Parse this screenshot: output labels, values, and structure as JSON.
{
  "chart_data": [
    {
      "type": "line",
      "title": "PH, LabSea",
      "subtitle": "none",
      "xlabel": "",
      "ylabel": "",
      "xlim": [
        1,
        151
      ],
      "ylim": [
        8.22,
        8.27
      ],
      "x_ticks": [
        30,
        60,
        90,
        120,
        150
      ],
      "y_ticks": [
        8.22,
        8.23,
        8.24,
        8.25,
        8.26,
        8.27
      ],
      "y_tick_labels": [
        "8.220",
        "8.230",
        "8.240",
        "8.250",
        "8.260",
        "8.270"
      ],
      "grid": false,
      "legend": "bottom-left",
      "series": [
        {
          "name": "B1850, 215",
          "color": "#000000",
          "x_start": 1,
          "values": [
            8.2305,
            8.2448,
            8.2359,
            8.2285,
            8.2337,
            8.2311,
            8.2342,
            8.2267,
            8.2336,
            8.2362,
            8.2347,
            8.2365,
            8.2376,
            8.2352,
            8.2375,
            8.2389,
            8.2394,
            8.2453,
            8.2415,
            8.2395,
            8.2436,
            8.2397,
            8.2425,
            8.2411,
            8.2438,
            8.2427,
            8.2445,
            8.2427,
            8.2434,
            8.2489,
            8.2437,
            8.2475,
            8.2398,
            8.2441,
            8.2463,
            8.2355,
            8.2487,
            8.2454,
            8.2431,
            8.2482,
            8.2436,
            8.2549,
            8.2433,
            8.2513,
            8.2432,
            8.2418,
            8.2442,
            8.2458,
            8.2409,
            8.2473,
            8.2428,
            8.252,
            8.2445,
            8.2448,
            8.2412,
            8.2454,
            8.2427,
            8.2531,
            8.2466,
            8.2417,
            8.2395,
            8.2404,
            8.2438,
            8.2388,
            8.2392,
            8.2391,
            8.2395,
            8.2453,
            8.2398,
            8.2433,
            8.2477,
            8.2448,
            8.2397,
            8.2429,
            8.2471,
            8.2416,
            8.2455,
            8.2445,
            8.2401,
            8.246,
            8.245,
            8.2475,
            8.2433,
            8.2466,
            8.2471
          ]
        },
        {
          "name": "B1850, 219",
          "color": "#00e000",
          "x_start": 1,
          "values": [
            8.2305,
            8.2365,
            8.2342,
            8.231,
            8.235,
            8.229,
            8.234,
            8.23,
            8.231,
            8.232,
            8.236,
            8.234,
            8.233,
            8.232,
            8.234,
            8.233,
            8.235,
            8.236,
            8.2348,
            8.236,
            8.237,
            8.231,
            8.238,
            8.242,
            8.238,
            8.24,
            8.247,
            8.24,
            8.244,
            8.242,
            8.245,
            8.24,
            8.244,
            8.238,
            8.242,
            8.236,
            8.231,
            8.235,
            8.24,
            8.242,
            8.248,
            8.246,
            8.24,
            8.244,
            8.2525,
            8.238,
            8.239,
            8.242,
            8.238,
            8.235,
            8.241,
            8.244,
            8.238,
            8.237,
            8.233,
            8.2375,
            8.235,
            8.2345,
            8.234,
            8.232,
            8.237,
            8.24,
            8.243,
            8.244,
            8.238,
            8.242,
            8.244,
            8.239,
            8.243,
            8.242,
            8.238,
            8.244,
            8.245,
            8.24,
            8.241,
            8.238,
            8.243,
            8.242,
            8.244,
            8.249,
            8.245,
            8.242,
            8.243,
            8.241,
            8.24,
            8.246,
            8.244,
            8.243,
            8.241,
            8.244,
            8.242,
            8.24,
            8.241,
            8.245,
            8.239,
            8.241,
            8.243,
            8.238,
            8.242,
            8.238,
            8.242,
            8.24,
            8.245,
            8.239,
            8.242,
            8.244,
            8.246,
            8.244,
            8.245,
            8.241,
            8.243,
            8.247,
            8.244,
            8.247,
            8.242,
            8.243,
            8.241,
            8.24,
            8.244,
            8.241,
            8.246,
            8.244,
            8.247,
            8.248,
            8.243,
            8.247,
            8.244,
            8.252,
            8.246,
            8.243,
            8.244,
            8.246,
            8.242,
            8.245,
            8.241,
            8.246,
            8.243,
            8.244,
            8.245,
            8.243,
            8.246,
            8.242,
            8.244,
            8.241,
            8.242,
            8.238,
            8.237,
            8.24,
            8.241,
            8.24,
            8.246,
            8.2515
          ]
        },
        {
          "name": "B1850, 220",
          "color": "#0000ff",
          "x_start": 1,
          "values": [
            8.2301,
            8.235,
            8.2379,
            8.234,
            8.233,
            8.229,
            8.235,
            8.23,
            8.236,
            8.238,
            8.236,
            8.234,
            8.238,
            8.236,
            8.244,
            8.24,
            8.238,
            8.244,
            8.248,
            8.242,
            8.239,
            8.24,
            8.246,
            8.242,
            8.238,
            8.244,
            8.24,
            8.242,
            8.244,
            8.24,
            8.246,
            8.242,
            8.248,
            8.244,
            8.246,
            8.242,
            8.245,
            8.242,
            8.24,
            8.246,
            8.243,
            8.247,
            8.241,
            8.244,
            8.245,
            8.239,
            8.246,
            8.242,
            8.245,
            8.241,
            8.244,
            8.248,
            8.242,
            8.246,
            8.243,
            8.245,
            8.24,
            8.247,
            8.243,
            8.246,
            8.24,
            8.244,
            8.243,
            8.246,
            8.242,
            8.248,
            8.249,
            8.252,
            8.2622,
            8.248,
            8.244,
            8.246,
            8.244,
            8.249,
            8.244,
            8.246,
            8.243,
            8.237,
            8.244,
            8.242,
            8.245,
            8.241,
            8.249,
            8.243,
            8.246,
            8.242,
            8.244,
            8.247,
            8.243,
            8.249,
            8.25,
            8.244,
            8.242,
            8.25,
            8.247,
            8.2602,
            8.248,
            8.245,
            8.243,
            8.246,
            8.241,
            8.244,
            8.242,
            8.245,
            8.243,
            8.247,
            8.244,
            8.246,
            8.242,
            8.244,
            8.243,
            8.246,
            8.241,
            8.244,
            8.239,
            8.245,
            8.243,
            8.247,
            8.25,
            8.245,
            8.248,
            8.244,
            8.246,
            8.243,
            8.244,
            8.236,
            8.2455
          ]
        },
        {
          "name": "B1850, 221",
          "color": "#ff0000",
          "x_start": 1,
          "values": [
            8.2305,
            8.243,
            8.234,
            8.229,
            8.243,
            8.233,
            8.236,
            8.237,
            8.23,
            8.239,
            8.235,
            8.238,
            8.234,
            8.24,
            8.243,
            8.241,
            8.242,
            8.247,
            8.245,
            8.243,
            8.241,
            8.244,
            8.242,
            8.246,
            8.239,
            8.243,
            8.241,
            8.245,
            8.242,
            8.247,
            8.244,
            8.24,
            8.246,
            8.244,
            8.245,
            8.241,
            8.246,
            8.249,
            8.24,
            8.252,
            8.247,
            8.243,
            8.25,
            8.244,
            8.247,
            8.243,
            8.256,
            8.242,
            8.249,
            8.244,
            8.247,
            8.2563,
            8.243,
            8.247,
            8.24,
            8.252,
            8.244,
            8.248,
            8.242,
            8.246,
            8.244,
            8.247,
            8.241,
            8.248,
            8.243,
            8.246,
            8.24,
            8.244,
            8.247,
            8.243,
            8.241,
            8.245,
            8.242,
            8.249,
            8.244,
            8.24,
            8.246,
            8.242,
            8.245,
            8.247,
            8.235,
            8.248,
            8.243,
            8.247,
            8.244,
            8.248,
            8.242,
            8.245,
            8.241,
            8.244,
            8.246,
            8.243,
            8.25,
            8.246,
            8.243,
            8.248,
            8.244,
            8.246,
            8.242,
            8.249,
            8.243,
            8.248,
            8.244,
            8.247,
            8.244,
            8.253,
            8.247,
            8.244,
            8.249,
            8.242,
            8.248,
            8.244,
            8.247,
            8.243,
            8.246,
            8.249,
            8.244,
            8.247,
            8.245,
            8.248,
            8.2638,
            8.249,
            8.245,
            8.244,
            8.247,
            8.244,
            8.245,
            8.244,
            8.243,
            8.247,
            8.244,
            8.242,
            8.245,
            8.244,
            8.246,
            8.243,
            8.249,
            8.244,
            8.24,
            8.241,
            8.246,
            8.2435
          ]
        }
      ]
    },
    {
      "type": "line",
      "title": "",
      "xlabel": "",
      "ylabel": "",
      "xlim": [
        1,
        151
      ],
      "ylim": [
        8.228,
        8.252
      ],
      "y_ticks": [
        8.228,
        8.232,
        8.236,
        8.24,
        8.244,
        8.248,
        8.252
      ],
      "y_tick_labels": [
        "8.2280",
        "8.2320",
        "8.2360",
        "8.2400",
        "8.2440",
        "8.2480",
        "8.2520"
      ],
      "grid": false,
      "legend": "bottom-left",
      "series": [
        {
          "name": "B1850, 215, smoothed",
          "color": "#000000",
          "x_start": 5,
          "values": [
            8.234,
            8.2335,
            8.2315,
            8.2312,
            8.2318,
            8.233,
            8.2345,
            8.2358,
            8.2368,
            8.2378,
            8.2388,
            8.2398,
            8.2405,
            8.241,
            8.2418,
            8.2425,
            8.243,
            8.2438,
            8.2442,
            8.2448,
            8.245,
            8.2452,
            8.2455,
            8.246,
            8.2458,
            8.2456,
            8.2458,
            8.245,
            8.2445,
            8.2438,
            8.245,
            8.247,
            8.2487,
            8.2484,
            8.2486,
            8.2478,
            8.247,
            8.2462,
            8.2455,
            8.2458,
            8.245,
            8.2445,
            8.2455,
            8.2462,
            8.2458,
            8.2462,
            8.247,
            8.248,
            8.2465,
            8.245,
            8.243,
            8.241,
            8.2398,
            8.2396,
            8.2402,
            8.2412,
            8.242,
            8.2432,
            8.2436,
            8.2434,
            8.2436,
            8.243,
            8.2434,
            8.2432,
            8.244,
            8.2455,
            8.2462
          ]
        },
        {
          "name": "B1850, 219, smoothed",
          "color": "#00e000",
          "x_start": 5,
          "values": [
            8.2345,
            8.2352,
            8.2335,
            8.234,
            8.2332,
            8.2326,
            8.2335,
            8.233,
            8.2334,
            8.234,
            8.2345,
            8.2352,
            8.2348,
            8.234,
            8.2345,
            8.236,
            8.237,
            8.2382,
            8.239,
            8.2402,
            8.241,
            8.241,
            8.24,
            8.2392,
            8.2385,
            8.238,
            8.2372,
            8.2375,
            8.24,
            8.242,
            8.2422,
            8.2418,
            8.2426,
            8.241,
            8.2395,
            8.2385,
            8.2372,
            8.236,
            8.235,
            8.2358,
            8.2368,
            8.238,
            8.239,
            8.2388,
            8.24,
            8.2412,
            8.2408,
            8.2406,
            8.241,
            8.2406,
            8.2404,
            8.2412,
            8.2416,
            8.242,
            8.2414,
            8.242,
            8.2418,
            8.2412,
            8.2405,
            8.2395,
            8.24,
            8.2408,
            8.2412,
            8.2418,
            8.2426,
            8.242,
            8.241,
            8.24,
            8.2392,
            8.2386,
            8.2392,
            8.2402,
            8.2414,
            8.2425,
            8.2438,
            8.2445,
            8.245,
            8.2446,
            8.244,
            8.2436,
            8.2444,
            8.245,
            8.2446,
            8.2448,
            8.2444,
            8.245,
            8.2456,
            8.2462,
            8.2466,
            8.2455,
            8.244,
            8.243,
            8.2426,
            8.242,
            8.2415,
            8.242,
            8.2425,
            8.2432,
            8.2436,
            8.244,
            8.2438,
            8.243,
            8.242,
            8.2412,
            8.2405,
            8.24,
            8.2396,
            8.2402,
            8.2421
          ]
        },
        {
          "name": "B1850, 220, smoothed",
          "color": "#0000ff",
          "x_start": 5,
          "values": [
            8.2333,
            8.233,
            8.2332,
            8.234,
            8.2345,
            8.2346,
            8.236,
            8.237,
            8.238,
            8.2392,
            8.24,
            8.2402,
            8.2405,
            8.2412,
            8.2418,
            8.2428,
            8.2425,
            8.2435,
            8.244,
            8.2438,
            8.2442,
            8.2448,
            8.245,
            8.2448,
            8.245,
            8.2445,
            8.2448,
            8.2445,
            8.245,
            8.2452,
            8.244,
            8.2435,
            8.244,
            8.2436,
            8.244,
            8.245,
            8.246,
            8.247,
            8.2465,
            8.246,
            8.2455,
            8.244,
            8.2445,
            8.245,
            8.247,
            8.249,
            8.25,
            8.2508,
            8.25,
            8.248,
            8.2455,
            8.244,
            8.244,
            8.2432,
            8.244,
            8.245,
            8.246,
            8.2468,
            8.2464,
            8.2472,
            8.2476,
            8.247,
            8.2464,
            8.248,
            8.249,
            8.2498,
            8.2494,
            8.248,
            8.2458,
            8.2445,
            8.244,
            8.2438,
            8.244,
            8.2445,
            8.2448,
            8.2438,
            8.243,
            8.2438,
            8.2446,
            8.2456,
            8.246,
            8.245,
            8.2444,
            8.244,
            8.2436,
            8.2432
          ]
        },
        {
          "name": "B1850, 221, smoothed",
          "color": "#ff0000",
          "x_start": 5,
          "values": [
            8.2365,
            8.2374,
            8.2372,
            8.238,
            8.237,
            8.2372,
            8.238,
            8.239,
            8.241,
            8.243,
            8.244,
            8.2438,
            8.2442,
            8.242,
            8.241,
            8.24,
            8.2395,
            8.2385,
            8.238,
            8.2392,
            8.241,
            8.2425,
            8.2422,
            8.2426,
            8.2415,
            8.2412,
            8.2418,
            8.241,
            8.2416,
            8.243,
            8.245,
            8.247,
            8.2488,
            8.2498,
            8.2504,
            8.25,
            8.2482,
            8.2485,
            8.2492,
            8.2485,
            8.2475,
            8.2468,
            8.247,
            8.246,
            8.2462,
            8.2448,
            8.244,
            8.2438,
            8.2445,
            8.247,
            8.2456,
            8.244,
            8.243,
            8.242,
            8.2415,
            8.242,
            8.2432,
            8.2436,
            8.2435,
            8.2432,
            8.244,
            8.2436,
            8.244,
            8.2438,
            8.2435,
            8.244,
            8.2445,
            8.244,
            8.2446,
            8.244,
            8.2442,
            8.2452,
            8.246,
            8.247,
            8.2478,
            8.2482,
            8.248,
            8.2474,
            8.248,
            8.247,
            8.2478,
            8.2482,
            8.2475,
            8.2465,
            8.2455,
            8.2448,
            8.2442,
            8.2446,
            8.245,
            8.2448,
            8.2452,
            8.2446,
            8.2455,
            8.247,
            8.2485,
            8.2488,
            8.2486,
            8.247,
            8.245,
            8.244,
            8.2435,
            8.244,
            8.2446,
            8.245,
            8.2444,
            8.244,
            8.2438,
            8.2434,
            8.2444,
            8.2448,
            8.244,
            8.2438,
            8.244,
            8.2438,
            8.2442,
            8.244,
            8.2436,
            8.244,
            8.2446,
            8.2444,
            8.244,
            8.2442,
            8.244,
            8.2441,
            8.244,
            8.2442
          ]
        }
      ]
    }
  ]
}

§ **Problem statement**: Filter the records above for "smoothed" and copy every matching line.

§ **Response to this exercise**:
          "name": "B1850, 215, smoothed",
          "name": "B1850, 219, smoothed",
          "name": "B1850, 220, smoothed",
          "name": "B1850, 221, smoothed",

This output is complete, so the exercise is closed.